▸ Work to complete
Scan the lines below for the word "Resistance". Copy each line you find it in.
>> begin Information given
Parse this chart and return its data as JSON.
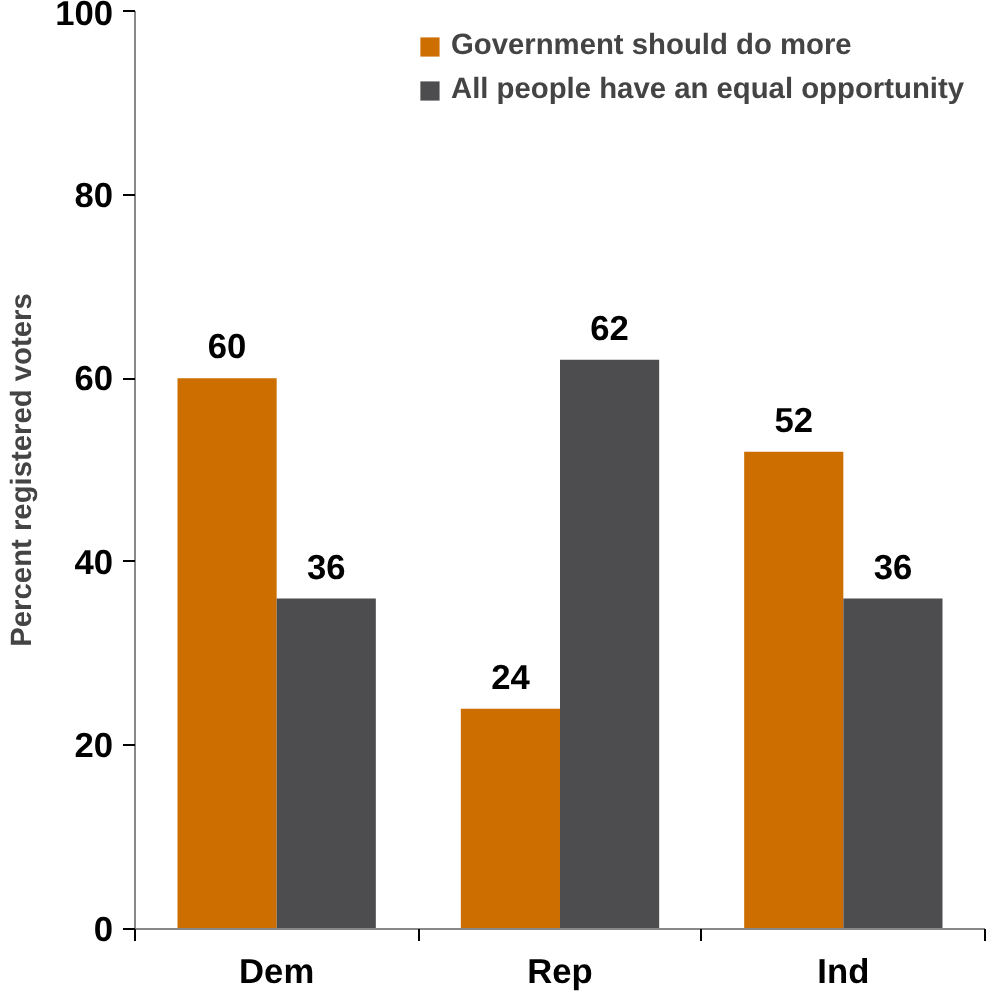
{
  "chart_data": {
    "type": "bar",
    "ylabel": "Percent registered voters",
    "categories": [
      "Dem",
      "Rep",
      "Ind"
    ],
    "series": [
      {
        "name": "Government should do more",
        "color": "#cc6f00",
        "values": [
          60,
          24,
          52
        ]
      },
      {
        "name": "All people have an equal opportunity",
        "color": "#4d4d4f",
        "values": [
          36,
          62,
          36
        ]
      }
    ],
    "ylim": [
      0,
      100
    ],
    "yticks": [
      0,
      20,
      40,
      60,
      80,
      100
    ],
    "grid": false,
    "legend": "top",
    "data_labels": true
  }
}
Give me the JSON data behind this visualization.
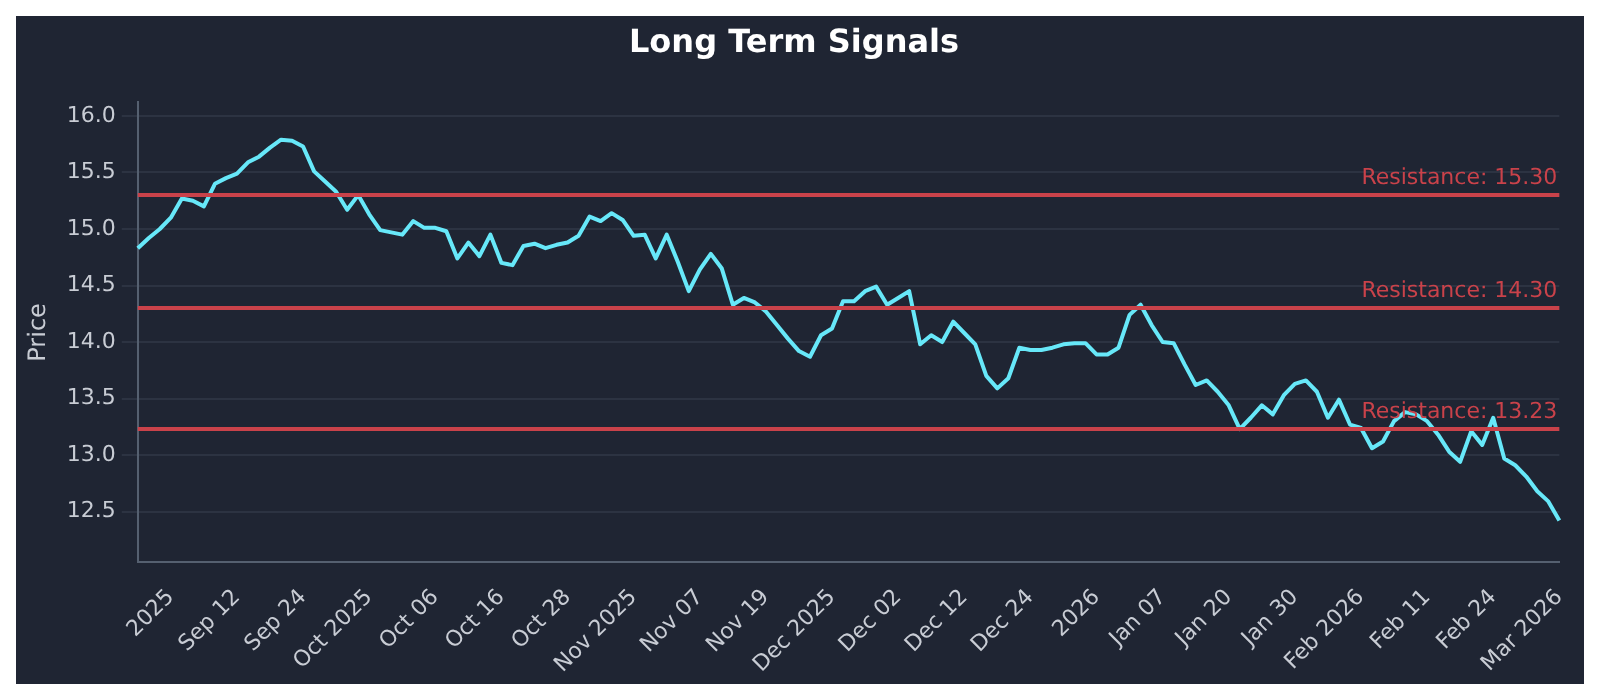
{
  "chart_data": {
    "type": "line",
    "title": "Long Term Signals",
    "ylabel": "Price",
    "categories": [
      null,
      null,
      null,
      "2025",
      null,
      null,
      null,
      null,
      null,
      "Sep 12",
      null,
      null,
      null,
      null,
      null,
      "Sep 24",
      null,
      null,
      null,
      null,
      null,
      "Oct 2025",
      null,
      null,
      null,
      null,
      null,
      "Oct 06",
      null,
      null,
      null,
      null,
      null,
      "Oct 16",
      null,
      null,
      null,
      null,
      null,
      "Oct 28",
      null,
      null,
      null,
      null,
      null,
      "Nov 2025",
      null,
      null,
      null,
      null,
      null,
      "Nov 07",
      null,
      null,
      null,
      null,
      null,
      "Nov 19",
      null,
      null,
      null,
      null,
      null,
      "Dec 2025",
      null,
      null,
      null,
      null,
      null,
      "Dec 02",
      null,
      null,
      null,
      null,
      null,
      "Dec 12",
      null,
      null,
      null,
      null,
      null,
      "Dec 24",
      null,
      null,
      null,
      null,
      null,
      "2026",
      null,
      null,
      null,
      null,
      null,
      "Jan 07",
      null,
      null,
      null,
      null,
      null,
      "Jan 20",
      null,
      null,
      null,
      null,
      null,
      "Jan 30",
      null,
      null,
      null,
      null,
      null,
      "Feb 2026",
      null,
      null,
      null,
      null,
      null,
      "Feb 11",
      null,
      null,
      null,
      null,
      null,
      "Feb 24",
      null,
      null,
      null,
      null,
      null,
      "Mar 2026"
    ],
    "series": [
      {
        "color": "#67e8f9",
        "values": [
          14.83,
          14.92,
          15.0,
          15.1,
          15.27,
          15.25,
          15.2,
          15.4,
          15.45,
          15.49,
          15.59,
          15.64,
          15.72,
          15.79,
          15.78,
          15.73,
          15.51,
          15.42,
          15.33,
          15.17,
          15.3,
          15.13,
          14.99,
          14.97,
          14.95,
          15.07,
          15.01,
          15.01,
          14.98,
          14.74,
          14.88,
          14.76,
          14.95,
          14.7,
          14.68,
          14.85,
          14.87,
          14.83,
          14.86,
          14.88,
          14.94,
          15.11,
          15.07,
          15.14,
          15.08,
          14.94,
          14.95,
          14.74,
          14.95,
          14.71,
          14.45,
          14.64,
          14.78,
          14.65,
          14.33,
          14.39,
          14.35,
          14.27,
          14.15,
          14.03,
          13.92,
          13.87,
          14.06,
          14.12,
          14.36,
          14.36,
          14.45,
          14.49,
          14.33,
          14.39,
          14.45,
          13.98,
          14.06,
          14.0,
          14.18,
          14.08,
          13.98,
          13.7,
          13.59,
          13.68,
          13.95,
          13.93,
          13.93,
          13.95,
          13.98,
          13.99,
          13.99,
          13.89,
          13.89,
          13.95,
          14.24,
          14.33,
          14.15,
          14.0,
          13.99,
          13.8,
          13.62,
          13.66,
          13.56,
          13.44,
          13.23,
          13.33,
          13.44,
          13.36,
          13.53,
          13.63,
          13.66,
          13.56,
          13.33,
          13.49,
          13.27,
          13.24,
          13.06,
          13.12,
          13.3,
          13.38,
          13.36,
          13.3,
          13.18,
          13.03,
          12.94,
          13.21,
          13.09,
          13.33,
          12.97,
          12.91,
          12.81,
          12.68,
          12.59,
          12.42
        ]
      }
    ],
    "ylim": [
      12.05,
      16.12
    ],
    "yticks": [
      12.5,
      {
        "value": 13,
        "label": "13.0"
      },
      13.5,
      {
        "value": 14,
        "label": "14.0"
      },
      14.5,
      {
        "value": 15,
        "label": "15.0"
      },
      15.5,
      {
        "value": 16,
        "label": "16.0"
      }
    ],
    "ref_lines": [
      {
        "axis": "y",
        "value": 15.3,
        "label": "Resistance: 15.30",
        "color": "#c9424a"
      },
      {
        "axis": "y",
        "value": 14.3,
        "label": "Resistance: 14.30",
        "color": "#c9424a"
      },
      {
        "axis": "y",
        "value": 13.23,
        "label": "Resistance: 13.23",
        "color": "#c9424a"
      }
    ],
    "grid": "y",
    "legend": false,
    "marker": "none",
    "line_style": "solid"
  }
}
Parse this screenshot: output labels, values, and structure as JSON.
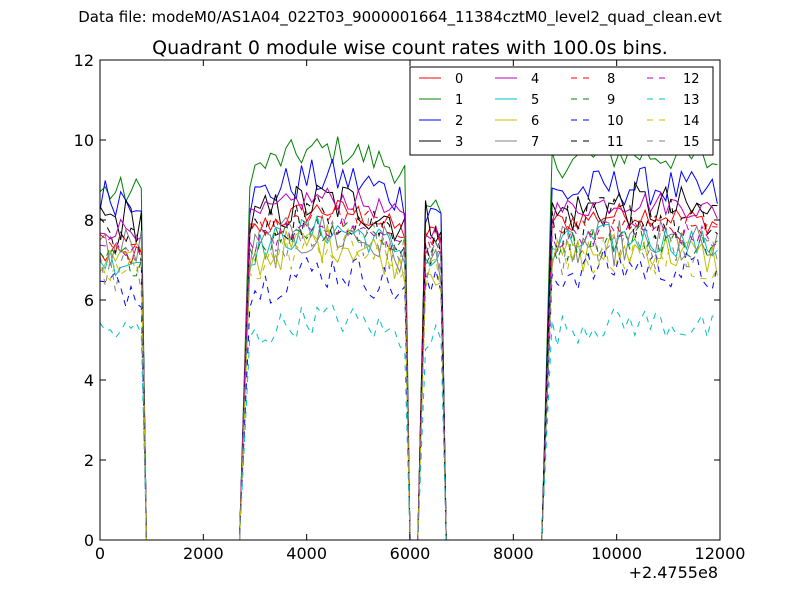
{
  "figure": {
    "suptitle": "Data file: modeM0/AS1A04_022T03_9000001664_11384cztM0_level2_quad_clean.evt"
  },
  "chart_data": {
    "type": "line",
    "title": "Quadrant 0 module wise count rates with 100.0s bins.",
    "xlabel": "",
    "ylabel": "",
    "x_offset_label": "+2.4755e8",
    "xlim": [
      0,
      12000
    ],
    "ylim": [
      0,
      12
    ],
    "x_ticks": [
      0,
      2000,
      4000,
      6000,
      8000,
      10000,
      12000
    ],
    "y_ticks": [
      0,
      2,
      4,
      6,
      8,
      10,
      12
    ],
    "x_tick_labels": [
      "0",
      "2000",
      "4000",
      "6000",
      "8000",
      "10000",
      "12000"
    ],
    "y_tick_labels": [
      "0",
      "2",
      "4",
      "6",
      "8",
      "10",
      "12"
    ],
    "grid": false,
    "legend_position": "top-right",
    "legend_columns": 4,
    "bin_seconds": 100,
    "segments": [
      {
        "on": [
          0,
          800
        ],
        "off_end": 900
      },
      {
        "off_start": 2700,
        "on": [
          2900,
          5900
        ],
        "off_end": 6000
      },
      {
        "off_start": 6150,
        "on": [
          6300,
          6600
        ],
        "off_end": 6700
      },
      {
        "off_start": 8550,
        "on": [
          8750,
          11950
        ]
      }
    ],
    "series": [
      {
        "name": "0",
        "color": "#ff0000",
        "dash": false,
        "levels": [
          7.1,
          7.7,
          7.6,
          7.9
        ]
      },
      {
        "name": "1",
        "color": "#008000",
        "dash": false,
        "levels": [
          8.7,
          9.2,
          8.1,
          9.4
        ]
      },
      {
        "name": "2",
        "color": "#0000ff",
        "dash": false,
        "levels": [
          8.6,
          8.5,
          8.3,
          8.6
        ]
      },
      {
        "name": "3",
        "color": "#000000",
        "dash": false,
        "levels": [
          8.0,
          7.9,
          8.0,
          8.1
        ]
      },
      {
        "name": "4",
        "color": "#bf00bf",
        "dash": false,
        "levels": [
          7.8,
          8.0,
          7.7,
          8.2
        ]
      },
      {
        "name": "5",
        "color": "#00bfbf",
        "dash": false,
        "levels": [
          7.0,
          7.2,
          7.0,
          7.3
        ]
      },
      {
        "name": "6",
        "color": "#bfbf00",
        "dash": false,
        "levels": [
          7.0,
          6.9,
          6.8,
          7.0
        ]
      },
      {
        "name": "7",
        "color": "#808080",
        "dash": false,
        "levels": [
          7.3,
          7.1,
          7.0,
          7.2
        ]
      },
      {
        "name": "8",
        "color": "#ff0000",
        "dash": true,
        "levels": [
          7.4,
          7.6,
          7.5,
          7.6
        ]
      },
      {
        "name": "9",
        "color": "#008000",
        "dash": true,
        "levels": [
          7.0,
          7.3,
          7.1,
          7.3
        ]
      },
      {
        "name": "10",
        "color": "#0000ff",
        "dash": true,
        "levels": [
          6.3,
          6.2,
          6.3,
          6.6
        ]
      },
      {
        "name": "11",
        "color": "#000000",
        "dash": true,
        "levels": [
          7.5,
          7.6,
          7.4,
          7.8
        ]
      },
      {
        "name": "12",
        "color": "#bf00bf",
        "dash": true,
        "levels": [
          7.3,
          7.3,
          7.2,
          7.5
        ]
      },
      {
        "name": "13",
        "color": "#00bfbf",
        "dash": true,
        "levels": [
          5.2,
          5.0,
          5.1,
          5.2
        ]
      },
      {
        "name": "14",
        "color": "#bfbf00",
        "dash": true,
        "levels": [
          6.7,
          6.8,
          6.6,
          6.9
        ]
      },
      {
        "name": "15",
        "color": "#808080",
        "dash": true,
        "levels": [
          6.8,
          7.2,
          6.9,
          7.1
        ]
      }
    ]
  }
}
>> end Information given
▸ Final result
        "label": "Resistance: 15.30",
        "label": "Resistance: 14.30",
        "label": "Resistance: 13.23",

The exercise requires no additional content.